◆ 활동 안내
1. PaintBench에 관한 글에서 "현재 멀티모달 모델은"부터 "엄격한 기반을 제공한다."까지 이어지는 부분을 한 글자도 바꾸지 말고 모두 옮겨 쓰시오.
2. PaintBench에 관한 글에서 20가지 기본 정밀 시각 편집 연산을 나눈 범주를 모두 찾아 적으시오.

PaintBench: 정밀 시각 편집의 결정론적 평가

초록

현재 멀티모달 모델은 개방형 시각 편집에 능숙하지만, 정확한 단일 정답 편집을 수행하는 것은 여전히 중요한 장애물로 남아 있다. 이러한 과제를 탐구하기 위해 우리는 기하 변환, 구조 조작, 색상 변경, 상징적 추론의 네 가지 범주에 걸친 20가지 기본 정밀 시각 편집 연산을 대상으로 하는 동적 확장 가능 벤치마크인 PaintBench를 제안한다. 구성 가능한 복잡성을 갖춘 절차적 생성은 사실상 무한하고 오염에 강한 평가 스위트를 가능하게 하며, 결정론적 픽셀 단위 평가는 편향에 취약한 판별 모델에 대한 의존성을 제거한다. 11개의 이미지 편집 모델에서 전반적으로 낮은 성능을 발견했으며, 현재 최고 성능의 업계 선도 모델은 17.1%(mIoU)에 불과했다. 작업 분해를 통해 특히 까다로운 연산 유형(기하 변환, 대부분의 구조 조작, 공식 기반 색상 변경)과 모델별 특화를 확인했다. 세분화된 벤치마크 진단은 객체 수, 배경 복잡성, 색 구성표, 편집 영역 크기의 장면 변동에 따른 성능 저하를 추가로 보여준다. PaintBench 점수의 응용 작업 성능에 대한 일반화를 테스트하기 위해 데이터 시각화 편집을 위한 절차적이고 결정론적인 평가(TinyGrafixBench)를 생성했으며, PaintBench 점수와 강한 선형 상관관계(R² = 0.91, p < 0.001)를 발견했다. 종합적으로, PaintBench는 정밀 멀티모달 시각 편집의 성과 측정 및 발전을 위한 엄격한 기반을 제공한다.

◆ 분석 대상 자료
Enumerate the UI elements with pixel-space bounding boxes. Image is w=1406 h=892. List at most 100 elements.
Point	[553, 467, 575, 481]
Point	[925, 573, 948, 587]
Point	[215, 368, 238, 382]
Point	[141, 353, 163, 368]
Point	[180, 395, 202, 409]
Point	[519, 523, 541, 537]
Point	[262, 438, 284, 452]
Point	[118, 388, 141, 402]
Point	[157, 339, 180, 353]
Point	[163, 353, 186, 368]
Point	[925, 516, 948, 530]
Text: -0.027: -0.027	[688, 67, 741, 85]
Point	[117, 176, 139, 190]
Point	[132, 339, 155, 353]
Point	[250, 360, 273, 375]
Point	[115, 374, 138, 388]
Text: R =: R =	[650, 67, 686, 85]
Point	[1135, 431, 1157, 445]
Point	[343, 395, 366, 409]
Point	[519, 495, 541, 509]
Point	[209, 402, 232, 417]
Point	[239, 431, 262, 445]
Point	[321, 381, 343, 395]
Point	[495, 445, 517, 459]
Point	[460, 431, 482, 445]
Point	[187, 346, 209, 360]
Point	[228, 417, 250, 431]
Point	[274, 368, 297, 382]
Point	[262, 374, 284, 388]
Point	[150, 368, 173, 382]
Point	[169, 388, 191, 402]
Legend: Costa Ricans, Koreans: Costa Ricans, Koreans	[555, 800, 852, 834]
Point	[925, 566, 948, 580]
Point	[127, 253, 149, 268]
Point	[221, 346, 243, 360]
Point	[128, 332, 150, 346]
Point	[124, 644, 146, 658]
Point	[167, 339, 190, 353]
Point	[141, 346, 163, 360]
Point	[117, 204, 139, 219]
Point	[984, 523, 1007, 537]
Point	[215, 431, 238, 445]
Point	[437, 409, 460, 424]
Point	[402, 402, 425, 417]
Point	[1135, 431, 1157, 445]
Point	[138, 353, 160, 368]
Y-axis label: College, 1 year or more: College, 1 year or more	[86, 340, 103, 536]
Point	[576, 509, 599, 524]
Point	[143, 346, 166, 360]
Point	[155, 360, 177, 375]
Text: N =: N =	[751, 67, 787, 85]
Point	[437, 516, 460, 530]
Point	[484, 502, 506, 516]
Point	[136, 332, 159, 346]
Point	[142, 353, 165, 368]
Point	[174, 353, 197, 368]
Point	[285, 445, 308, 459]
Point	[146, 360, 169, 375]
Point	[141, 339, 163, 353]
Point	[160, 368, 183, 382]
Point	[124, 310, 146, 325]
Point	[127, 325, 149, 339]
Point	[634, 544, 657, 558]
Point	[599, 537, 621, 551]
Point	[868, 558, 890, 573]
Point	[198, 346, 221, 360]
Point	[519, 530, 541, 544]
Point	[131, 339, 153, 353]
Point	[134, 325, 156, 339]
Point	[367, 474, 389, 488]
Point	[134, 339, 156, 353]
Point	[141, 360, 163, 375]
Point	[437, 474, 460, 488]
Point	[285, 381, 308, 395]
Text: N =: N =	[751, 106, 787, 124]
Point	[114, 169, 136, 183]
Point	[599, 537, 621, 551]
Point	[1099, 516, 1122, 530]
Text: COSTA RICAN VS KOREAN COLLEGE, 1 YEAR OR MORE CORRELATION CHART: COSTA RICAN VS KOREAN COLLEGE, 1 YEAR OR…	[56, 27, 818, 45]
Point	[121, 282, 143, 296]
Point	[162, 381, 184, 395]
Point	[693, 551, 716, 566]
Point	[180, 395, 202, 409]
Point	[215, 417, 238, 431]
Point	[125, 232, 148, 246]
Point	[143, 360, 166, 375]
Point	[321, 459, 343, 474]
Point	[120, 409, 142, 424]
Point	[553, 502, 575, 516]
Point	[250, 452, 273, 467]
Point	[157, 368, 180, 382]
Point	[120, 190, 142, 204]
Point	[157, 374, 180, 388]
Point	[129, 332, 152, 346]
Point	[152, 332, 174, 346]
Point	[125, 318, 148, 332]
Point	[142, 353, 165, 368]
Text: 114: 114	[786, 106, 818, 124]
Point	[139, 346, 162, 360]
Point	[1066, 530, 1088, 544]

◆ 과제별 정답
1.
현재 멀티모달 모델은 개방형 시각 편집에 능숙하지만, 정확한 단일 정답 편집을 수행하는 것은 여전히 중요한 장애물로 남아 있다. 이러한 과제를 탐구하기 위해 우리는 기하 변환, 구조 조작, 색상 변경, 상징적 추론의 네 가지 범주에 걸친 20가지 기본 정밀 시각 편집 연산을 대상으로 하는 동적 확장 가능 벤치마크인 PaintBench를 제안한다. 구성 가능한 복잡성을 갖춘 절차적 생성은 사실상 무한하고 오염에 강한 평가 스위트를 가능하게 하며, 결정론적 픽셀 단위 평가는 편향에 취약한 판별 모델에 대한 의존성을 제거한다. 11개의 이미지 편집 모델에서 전반적으로 낮은 성능을 발견했으며, 현재 최고 성능의 업계 선도 모델은 17.1%(mIoU)에 불과했다. 작업 분해를 통해 특히 까다로운 연산 유형(기하 변환, 대부분의 구조 조작, 공식 기반 색상 변경)과 모델별 특화를 확인했다. 세분화된 벤치마크 진단은 객체 수, 배경 복잡성, 색 구성표, 편집 영역 크기의 장면 변동에 따른 성능 저하를 추가로 보여준다. PaintBench 점수의 응용 작업 성능에 대한 일반화를 테스트하기 위해 데이터 시각화 편집을 위한 절차적이고 결정론적인 평가(TinyGrafixBench)를 생성했으며, PaintBench 점수와 강한 선형 상관관계(R² = 0.91, p < 0.001)를 발견했다. 종합적으로, PaintBench는 정밀 멀티모달 시각 편집의 성과 측정 및 발전을 위한 엄격한 기반을 제공한다.

2. 기하 변환, 구조 조작, 색상 변경, 상징적 추론